Saved data entries:
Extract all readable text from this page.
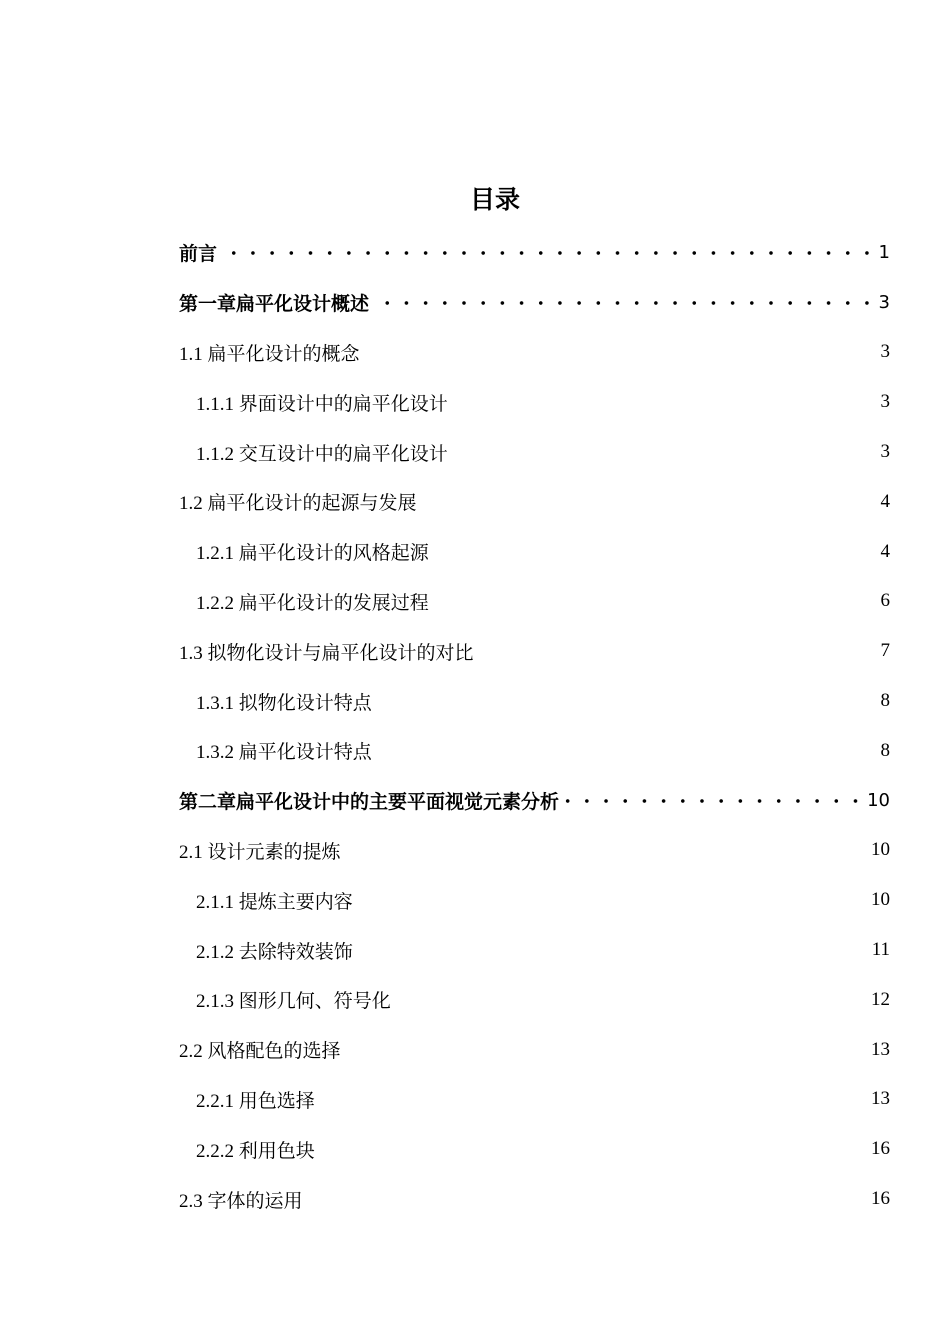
目录
前言	1
第一章扁平化设计概述	3
1.1 扁平化设计的概念	3
1.1.1 界面设计中的扁平化设计	3
1.1.2 交互设计中的扁平化设计	3
1.2 扁平化设计的起源与发展	4
1.2.1 扁平化设计的风格起源	4
1.2.2 扁平化设计的发展过程	6
1.3 拟物化设计与扁平化设计的对比	7
1.3.1 拟物化设计特点	8
1.3.2 扁平化设计特点	8
第二章扁平化设计中的主要平面视觉元素分析	10
2.1 设计元素的提炼	10
2.1.1 提炼主要内容	10
2.1.2 去除特效装饰	11
2.1.3 图形几何、符号化	12
2.2 风格配色的选择	13
2.2.1 用色选择	13
2.2.2 利用色块	16
2.3 字体的运用	16
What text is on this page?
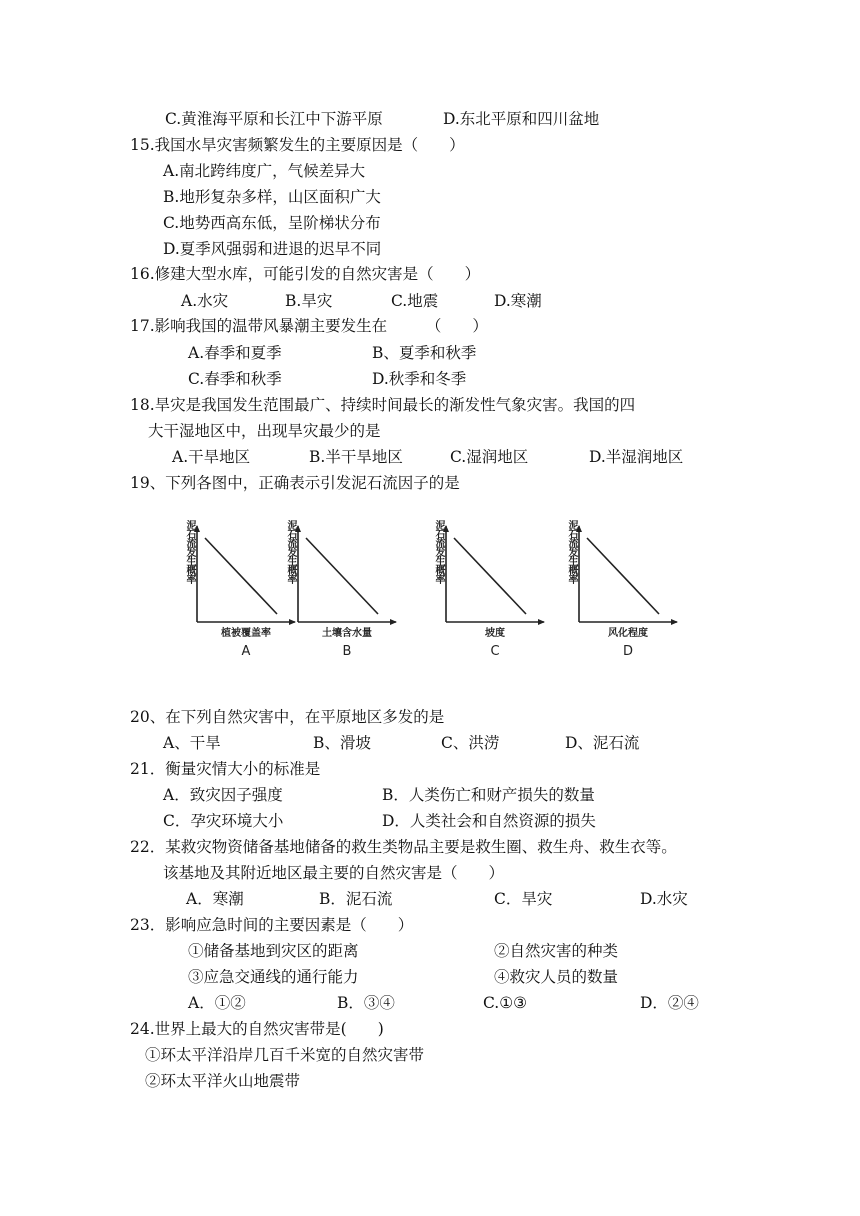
C.黄淮海平原和长江中下游平原	D.东北平原和四川盆地
15.我国水旱灾害频繁发生的主要原因是（　　）
A.南北跨纬度广，气候差异大
B.地形复杂多样，山区面积广大
C.地势西高东低，呈阶梯状分布
D.夏季风强弱和进退的迟早不同
16.修建大型水库，可能引发的自然灾害是（　　）
A.水灾	B.旱灾	C.地震	D.寒潮
17.影响我国的温带风暴潮主要发生在　　　（　　）
A.春季和夏季	B、夏季和秋季
C.春季和秋季	D.秋季和冬季
18.旱灾是我国发生范围最广、持续时间最长的渐发性气象灾害。我国的四
大干湿地区中，出现旱灾最少的是
A.干旱地区	B.半干旱地区	C.湿润地区	D.半湿润地区
19、下列各图中，正确表示引发泥石流因子的是
泥石流发生概率
植被覆盖率
A
泥石流发生概率
土壤含水量
B
泥石流发生概率
坡度
C
泥石流发生概率
风化程度
D
20、在下列自然灾害中，在平原地区多发的是
A、干旱	B、滑坡	C、洪涝	D、泥石流
21．衡量灾情大小的标准是
A．致灾因子强度	B．人类伤亡和财产损失的数量
C．孕灾环境大小	D．人类社会和自然资源的损失
22．某救灾物资储备基地储备的救生类物品主要是救生圈、救生舟、救生衣等。
该基地及其附近地区最主要的自然灾害是（　　）
A．寒潮	B．泥石流	C．旱灾	D.水灾
23．影响应急时间的主要因素是（　　）
①储备基地到灾区的距离	②自然灾害的种类
③应急交通线的通行能力	④救灾人员的数量
A．①②	B．③④	C.①③	D．②④
24.世界上最大的自然灾害带是(　　)
①环太平洋沿岸几百千米宽的自然灾害带
②环太平洋火山地震带
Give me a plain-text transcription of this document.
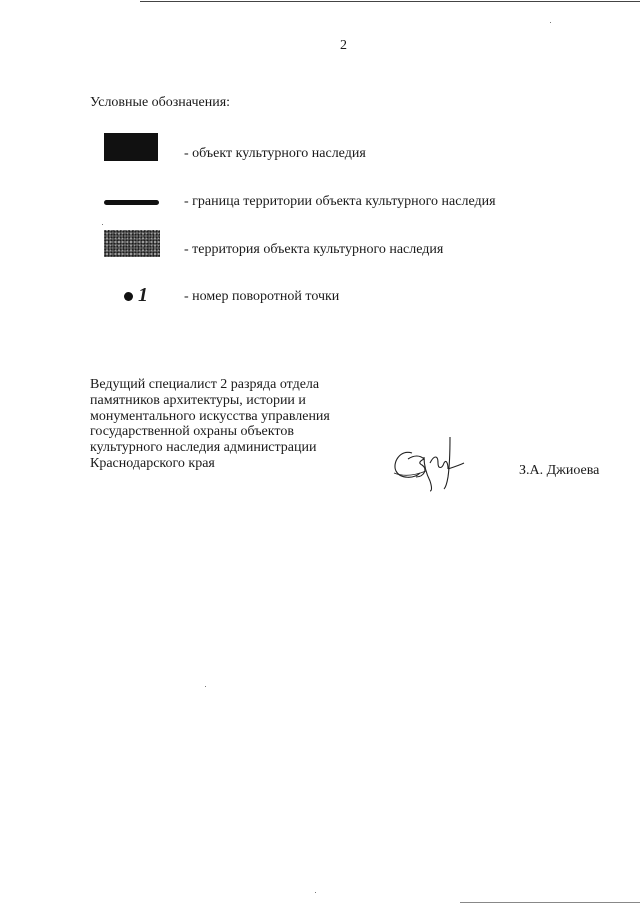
2
Условные обозначения:
- объект культурного наследия
- граница территории объекта культурного наследия
- территория объекта культурного наследия
1	- номер поворотной точки
Ведущий специалист 2 разряда отдела
памятников архитектуры, истории и
монументального искусства управления
государственной охраны объектов
культурного наследия администрации
Краснодарского края	З.А. Джиоева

WHAT TO WORK ON:
Filter the data for the string "text" and copy every line that has it.

SOLUTION FOR THIS PROBLEM:
Extract all readable text from this page.
What text is on this page?
Give me a plain-text transcription of this document.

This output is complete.